→ **Short problem**
Go through the records and show each line where the word "color" occurs.

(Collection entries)

* Start *

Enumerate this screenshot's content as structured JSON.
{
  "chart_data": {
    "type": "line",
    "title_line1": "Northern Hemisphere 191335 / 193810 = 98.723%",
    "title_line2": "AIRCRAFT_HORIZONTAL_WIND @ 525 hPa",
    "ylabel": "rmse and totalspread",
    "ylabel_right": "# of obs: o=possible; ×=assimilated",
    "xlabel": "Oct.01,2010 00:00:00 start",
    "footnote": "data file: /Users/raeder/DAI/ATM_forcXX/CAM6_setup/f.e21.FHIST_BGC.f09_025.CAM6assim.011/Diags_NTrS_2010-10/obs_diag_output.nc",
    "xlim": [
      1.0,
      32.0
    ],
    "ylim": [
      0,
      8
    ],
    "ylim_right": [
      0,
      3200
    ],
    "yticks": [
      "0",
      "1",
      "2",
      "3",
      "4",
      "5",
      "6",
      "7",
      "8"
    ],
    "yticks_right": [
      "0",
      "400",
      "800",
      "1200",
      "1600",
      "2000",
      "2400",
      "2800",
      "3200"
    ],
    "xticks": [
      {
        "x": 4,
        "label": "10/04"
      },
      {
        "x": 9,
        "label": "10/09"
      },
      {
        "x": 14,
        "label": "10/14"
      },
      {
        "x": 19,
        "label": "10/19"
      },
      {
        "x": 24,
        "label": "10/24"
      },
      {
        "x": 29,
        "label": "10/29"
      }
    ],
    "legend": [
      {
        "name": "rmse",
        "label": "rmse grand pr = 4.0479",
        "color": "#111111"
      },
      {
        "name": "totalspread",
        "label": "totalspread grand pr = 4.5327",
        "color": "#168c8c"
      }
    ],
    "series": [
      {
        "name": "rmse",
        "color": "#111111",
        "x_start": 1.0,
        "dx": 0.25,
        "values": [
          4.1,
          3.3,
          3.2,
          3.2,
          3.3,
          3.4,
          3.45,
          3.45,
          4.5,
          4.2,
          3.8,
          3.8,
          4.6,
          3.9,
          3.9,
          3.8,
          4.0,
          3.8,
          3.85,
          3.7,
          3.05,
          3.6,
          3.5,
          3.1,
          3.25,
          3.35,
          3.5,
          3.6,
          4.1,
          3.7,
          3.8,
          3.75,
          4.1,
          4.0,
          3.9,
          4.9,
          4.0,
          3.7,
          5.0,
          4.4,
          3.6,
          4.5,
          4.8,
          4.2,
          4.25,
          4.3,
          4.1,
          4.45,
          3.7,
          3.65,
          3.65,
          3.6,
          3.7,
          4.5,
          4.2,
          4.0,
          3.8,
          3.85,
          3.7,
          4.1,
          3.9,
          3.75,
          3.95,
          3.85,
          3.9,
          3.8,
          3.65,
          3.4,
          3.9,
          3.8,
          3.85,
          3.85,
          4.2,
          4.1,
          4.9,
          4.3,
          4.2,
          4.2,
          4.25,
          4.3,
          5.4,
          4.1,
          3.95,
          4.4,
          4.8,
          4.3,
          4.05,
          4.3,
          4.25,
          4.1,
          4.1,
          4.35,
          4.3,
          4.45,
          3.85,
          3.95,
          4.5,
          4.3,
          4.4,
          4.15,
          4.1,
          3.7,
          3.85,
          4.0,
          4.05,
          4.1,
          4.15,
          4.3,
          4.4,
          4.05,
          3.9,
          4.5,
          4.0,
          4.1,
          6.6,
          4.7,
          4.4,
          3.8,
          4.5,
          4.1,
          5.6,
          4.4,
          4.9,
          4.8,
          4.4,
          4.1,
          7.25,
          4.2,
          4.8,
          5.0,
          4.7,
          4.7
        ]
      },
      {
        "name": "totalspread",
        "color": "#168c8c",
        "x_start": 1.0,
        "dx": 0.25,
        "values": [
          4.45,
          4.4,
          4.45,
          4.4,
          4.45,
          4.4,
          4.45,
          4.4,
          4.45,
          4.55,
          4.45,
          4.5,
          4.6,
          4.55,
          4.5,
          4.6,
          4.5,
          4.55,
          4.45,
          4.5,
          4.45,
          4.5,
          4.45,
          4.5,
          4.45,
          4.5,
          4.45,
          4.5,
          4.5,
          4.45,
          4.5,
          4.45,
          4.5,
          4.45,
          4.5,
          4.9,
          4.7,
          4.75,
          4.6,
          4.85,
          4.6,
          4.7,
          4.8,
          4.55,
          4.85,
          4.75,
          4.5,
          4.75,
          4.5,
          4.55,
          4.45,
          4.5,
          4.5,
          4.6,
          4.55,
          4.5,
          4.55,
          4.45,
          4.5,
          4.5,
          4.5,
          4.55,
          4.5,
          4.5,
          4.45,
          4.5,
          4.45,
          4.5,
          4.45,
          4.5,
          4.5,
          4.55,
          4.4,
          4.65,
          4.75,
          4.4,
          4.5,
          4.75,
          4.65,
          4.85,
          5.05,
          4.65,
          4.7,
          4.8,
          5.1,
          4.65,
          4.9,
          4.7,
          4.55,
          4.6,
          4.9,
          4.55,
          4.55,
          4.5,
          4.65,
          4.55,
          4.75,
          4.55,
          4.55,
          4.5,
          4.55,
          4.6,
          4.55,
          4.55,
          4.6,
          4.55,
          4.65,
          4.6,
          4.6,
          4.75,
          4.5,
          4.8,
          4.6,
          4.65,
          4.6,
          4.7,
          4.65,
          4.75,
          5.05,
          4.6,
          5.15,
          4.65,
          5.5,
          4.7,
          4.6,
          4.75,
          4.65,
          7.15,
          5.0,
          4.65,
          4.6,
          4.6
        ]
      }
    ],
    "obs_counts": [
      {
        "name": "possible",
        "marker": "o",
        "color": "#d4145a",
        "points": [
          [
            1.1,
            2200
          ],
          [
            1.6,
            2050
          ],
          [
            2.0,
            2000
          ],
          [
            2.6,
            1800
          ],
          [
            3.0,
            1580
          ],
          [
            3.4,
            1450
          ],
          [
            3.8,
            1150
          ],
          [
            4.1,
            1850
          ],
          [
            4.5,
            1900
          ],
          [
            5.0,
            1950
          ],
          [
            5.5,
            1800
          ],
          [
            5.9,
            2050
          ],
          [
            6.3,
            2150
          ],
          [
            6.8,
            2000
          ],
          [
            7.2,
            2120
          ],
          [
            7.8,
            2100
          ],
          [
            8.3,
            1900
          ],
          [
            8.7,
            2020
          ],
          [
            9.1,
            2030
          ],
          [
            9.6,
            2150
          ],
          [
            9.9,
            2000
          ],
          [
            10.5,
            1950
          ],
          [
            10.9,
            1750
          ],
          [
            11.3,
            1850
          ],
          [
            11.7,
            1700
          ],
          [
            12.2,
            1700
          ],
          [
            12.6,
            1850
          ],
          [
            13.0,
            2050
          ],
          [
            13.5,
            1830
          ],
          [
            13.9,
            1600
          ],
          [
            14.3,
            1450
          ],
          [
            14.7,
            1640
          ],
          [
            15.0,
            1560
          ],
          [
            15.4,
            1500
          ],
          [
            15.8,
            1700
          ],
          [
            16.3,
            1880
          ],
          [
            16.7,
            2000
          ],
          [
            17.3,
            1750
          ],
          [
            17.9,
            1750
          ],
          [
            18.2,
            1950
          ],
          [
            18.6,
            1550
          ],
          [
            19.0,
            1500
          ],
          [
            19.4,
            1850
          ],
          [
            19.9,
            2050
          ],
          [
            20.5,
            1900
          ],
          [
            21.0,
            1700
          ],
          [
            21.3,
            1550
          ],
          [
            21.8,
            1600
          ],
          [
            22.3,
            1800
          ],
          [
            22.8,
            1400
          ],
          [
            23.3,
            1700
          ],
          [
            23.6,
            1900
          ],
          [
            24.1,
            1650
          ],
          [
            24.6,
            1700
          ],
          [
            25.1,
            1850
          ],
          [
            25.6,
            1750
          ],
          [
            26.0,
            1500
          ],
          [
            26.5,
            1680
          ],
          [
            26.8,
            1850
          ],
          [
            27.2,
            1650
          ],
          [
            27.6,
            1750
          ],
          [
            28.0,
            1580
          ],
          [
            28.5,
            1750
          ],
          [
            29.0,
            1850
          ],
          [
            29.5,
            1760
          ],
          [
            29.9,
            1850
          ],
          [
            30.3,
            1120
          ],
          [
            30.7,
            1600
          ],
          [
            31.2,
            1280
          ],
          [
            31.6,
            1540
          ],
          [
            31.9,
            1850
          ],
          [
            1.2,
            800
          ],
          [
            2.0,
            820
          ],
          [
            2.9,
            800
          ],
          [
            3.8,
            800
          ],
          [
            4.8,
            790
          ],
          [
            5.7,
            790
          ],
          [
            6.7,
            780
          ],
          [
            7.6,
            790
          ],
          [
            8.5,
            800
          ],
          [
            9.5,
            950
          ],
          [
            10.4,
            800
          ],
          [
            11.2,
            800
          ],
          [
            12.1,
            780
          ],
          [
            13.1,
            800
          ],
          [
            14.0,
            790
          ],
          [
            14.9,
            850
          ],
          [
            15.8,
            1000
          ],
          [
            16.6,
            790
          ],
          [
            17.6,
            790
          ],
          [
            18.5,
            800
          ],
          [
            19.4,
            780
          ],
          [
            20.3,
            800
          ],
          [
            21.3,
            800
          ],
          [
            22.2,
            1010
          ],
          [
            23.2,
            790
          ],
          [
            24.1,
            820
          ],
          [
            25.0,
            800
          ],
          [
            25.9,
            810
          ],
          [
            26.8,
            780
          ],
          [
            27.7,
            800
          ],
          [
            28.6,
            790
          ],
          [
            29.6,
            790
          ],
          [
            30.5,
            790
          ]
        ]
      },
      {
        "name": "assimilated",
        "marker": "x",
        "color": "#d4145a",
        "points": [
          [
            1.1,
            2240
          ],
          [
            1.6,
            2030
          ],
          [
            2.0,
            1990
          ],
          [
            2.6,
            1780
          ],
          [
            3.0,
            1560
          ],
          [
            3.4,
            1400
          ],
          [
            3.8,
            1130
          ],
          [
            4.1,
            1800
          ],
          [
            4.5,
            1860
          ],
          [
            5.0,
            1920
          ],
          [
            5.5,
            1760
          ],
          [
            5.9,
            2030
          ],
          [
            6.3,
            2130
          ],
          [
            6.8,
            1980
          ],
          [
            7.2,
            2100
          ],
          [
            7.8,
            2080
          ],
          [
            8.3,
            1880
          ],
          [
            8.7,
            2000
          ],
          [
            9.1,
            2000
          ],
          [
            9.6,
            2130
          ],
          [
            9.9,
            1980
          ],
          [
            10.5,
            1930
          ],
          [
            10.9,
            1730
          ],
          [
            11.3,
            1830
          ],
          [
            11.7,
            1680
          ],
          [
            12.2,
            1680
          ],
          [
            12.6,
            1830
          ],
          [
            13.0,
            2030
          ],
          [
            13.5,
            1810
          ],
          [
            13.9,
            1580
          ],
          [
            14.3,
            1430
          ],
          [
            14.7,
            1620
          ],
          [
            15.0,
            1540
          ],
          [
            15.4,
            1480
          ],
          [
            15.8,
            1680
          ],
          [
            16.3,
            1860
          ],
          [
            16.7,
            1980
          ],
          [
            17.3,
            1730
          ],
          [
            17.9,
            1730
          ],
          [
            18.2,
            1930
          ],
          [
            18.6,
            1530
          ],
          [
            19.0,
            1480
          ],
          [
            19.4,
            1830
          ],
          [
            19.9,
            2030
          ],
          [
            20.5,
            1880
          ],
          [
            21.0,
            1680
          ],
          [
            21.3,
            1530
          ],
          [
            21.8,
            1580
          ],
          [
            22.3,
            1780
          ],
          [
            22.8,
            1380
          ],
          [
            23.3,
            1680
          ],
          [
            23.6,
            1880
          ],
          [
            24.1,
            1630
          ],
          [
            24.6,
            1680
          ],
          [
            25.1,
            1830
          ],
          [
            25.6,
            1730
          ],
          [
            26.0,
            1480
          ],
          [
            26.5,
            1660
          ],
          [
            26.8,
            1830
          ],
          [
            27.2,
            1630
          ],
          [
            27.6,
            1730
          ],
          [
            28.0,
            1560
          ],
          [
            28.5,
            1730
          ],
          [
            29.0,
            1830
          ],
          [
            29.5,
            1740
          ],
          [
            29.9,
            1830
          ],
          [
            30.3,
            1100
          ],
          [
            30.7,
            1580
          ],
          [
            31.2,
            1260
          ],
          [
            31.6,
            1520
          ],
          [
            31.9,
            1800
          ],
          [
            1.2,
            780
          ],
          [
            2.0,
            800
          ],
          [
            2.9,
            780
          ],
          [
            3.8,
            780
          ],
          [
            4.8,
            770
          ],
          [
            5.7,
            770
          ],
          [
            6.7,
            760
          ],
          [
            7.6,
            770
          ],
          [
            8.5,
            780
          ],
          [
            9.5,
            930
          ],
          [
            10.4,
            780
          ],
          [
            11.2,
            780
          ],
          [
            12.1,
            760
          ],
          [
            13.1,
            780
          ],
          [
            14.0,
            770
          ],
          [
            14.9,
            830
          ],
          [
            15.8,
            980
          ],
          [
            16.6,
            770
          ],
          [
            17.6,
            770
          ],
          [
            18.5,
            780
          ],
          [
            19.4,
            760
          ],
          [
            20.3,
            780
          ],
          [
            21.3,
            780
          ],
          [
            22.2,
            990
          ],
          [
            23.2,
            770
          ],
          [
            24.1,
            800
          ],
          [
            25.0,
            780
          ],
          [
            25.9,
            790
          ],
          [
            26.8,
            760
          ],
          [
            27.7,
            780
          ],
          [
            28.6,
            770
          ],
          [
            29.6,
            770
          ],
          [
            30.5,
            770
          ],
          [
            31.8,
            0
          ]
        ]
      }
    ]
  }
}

* End *

→ **Complete response**
        "color": "#111111"
        "color": "#168c8c"
        "color": "#111111",
        "color": "#168c8c",
        "color": "#d4145a",
        "color": "#d4145a",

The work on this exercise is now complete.